** Data records **
────────────────────────────────────────

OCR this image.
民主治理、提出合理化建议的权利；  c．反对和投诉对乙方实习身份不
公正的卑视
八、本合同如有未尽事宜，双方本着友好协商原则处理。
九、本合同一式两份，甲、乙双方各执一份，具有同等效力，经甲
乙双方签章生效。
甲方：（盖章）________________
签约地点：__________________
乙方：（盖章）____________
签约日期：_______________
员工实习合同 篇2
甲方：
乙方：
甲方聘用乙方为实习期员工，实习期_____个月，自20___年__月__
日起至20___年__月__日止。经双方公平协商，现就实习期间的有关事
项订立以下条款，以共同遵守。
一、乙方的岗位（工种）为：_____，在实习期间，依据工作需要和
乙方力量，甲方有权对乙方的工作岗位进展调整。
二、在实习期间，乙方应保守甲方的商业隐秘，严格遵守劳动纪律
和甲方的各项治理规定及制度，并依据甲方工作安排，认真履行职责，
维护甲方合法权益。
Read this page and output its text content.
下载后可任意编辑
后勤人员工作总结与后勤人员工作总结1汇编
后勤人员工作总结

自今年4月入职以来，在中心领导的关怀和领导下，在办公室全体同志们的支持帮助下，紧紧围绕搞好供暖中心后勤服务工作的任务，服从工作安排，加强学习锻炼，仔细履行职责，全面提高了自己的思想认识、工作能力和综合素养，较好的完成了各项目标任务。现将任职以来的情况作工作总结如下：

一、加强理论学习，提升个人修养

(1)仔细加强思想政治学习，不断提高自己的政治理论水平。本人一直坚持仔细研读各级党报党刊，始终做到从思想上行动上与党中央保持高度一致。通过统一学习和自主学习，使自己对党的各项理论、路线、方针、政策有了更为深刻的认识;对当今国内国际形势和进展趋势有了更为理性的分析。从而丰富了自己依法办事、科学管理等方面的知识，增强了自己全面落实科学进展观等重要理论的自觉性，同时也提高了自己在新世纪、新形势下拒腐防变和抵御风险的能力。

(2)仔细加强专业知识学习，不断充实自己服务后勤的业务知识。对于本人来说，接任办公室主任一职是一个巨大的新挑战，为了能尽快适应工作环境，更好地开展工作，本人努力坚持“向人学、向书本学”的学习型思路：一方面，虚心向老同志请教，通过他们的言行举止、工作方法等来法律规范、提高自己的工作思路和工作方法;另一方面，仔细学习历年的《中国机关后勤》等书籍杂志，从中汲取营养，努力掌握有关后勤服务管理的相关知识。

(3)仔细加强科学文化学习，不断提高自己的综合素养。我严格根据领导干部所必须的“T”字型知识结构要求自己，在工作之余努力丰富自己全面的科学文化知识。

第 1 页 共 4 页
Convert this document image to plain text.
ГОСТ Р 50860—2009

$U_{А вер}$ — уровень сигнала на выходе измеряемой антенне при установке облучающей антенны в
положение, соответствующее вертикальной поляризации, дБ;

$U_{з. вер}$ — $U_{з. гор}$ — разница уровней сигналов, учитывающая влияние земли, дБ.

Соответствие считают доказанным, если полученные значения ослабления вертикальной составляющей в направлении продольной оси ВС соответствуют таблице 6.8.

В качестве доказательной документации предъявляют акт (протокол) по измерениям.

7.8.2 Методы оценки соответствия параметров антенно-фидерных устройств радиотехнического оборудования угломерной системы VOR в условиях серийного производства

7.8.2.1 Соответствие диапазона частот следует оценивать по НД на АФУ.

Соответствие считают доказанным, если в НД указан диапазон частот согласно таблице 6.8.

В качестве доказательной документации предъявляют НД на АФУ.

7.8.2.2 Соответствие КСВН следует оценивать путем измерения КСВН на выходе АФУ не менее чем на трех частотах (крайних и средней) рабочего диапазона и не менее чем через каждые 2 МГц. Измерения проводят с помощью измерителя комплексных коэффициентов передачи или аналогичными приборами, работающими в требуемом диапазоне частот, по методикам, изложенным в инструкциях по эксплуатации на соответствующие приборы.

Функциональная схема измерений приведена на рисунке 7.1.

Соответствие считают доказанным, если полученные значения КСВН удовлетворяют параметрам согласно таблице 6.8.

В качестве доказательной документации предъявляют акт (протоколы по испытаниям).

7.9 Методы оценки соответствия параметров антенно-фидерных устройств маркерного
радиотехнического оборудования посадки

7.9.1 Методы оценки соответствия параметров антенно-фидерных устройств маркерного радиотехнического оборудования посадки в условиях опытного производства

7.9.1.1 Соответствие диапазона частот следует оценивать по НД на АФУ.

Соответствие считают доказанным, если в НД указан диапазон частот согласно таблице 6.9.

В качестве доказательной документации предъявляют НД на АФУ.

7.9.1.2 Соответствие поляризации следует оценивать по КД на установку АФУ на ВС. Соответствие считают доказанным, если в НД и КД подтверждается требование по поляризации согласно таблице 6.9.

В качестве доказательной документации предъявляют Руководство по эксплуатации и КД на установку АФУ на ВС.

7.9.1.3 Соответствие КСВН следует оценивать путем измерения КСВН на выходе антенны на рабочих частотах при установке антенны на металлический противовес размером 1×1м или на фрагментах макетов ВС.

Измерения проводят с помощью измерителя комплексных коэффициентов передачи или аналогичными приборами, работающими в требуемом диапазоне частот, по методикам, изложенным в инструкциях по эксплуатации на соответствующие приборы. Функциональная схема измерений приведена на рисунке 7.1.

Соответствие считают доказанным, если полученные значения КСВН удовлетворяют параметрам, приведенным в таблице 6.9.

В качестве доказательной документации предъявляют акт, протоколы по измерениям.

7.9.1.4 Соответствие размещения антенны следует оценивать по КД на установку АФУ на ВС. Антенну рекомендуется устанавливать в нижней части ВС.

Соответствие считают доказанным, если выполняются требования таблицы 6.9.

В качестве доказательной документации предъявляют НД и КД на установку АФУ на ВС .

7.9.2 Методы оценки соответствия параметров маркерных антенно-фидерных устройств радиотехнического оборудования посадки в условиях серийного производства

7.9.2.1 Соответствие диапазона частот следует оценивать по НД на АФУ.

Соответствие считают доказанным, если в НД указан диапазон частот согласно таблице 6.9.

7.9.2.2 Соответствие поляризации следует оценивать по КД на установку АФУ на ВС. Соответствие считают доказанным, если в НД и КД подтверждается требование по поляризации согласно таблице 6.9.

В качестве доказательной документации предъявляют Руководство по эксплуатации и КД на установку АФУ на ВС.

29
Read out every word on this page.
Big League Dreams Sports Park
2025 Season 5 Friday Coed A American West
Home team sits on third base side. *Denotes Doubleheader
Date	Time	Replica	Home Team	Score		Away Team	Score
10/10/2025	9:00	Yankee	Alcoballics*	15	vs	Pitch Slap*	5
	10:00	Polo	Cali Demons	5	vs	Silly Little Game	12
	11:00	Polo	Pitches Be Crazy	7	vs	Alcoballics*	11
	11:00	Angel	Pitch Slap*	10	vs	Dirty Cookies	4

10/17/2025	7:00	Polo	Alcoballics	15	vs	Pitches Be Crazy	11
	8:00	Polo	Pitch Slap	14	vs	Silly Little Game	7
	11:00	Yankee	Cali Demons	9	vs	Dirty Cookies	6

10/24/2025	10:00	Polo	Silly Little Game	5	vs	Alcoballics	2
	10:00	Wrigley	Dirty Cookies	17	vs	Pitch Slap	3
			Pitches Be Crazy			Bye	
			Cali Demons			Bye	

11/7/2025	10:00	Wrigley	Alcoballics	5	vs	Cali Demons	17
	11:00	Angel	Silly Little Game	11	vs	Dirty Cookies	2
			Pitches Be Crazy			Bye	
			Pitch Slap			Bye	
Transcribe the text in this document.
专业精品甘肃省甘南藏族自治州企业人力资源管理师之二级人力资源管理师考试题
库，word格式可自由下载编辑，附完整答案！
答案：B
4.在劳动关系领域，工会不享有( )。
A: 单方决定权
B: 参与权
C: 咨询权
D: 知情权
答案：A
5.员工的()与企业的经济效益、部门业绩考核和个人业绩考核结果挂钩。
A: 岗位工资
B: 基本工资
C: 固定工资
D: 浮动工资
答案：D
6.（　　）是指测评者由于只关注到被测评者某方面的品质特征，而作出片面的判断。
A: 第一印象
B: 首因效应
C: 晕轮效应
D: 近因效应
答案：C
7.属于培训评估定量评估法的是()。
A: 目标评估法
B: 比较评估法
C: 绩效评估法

────────────────────────────────────────

** Objective **
Copy out exactly the lines running from the line with "Read out every word on this page." to the end of the records, inclusive.

** Solution for this task **
Read out every word on this page.
Big League Dreams Sports Park
2025 Season 5 Friday Coed A American West
Home team sits on third base side. *Denotes Doubleheader
Date	Time	Replica	Home Team	Score		Away Team	Score
10/10/2025	9:00	Yankee	Alcoballics*	15	vs	Pitch Slap*	5
	10:00	Polo	Cali Demons	5	vs	Silly Little Game	12
	11:00	Polo	Pitches Be Crazy	7	vs	Alcoballics*	11
	11:00	Angel	Pitch Slap*	10	vs	Dirty Cookies	4

10/17/2025	7:00	Polo	Alcoballics	15	vs	Pitches Be Crazy	11
	8:00	Polo	Pitch Slap	14	vs	Silly Little Game	7
	11:00	Yankee	Cali Demons	9	vs	Dirty Cookies	6

10/24/2025	10:00	Polo	Silly Little Game	5	vs	Alcoballics	2
	10:00	Wrigley	Dirty Cookies	17	vs	Pitch Slap	3
			Pitches Be Crazy			Bye	
			Cali Demons			Bye	

11/7/2025	10:00	Wrigley	Alcoballics	5	vs	Cali Demons	17
	11:00	Angel	Silly Little Game	11	vs	Dirty Cookies	2
			Pitches Be Crazy			Bye	
			Pitch Slap			Bye	
Transcribe the text in this document.
专业精品甘肃省甘南藏族自治州企业人力资源管理师之二级人力资源管理师考试题
库，word格式可自由下载编辑，附完整答案！
答案：B
4.在劳动关系领域，工会不享有( )。
A: 单方决定权
B: 参与权
C: 咨询权
D: 知情权
答案：A
5.员工的()与企业的经济效益、部门业绩考核和个人业绩考核结果挂钩。
A: 岗位工资
B: 基本工资
C: 固定工资
D: 浮动工资
答案：D
6.（　　）是指测评者由于只关注到被测评者某方面的品质特征，而作出片面的判断。
A: 第一印象
B: 首因效应
C: 晕轮效应
D: 近因效应
答案：C
7.属于培训评估定量评估法的是()。
A: 目标评估法
B: 比较评估法
C: 绩效评估法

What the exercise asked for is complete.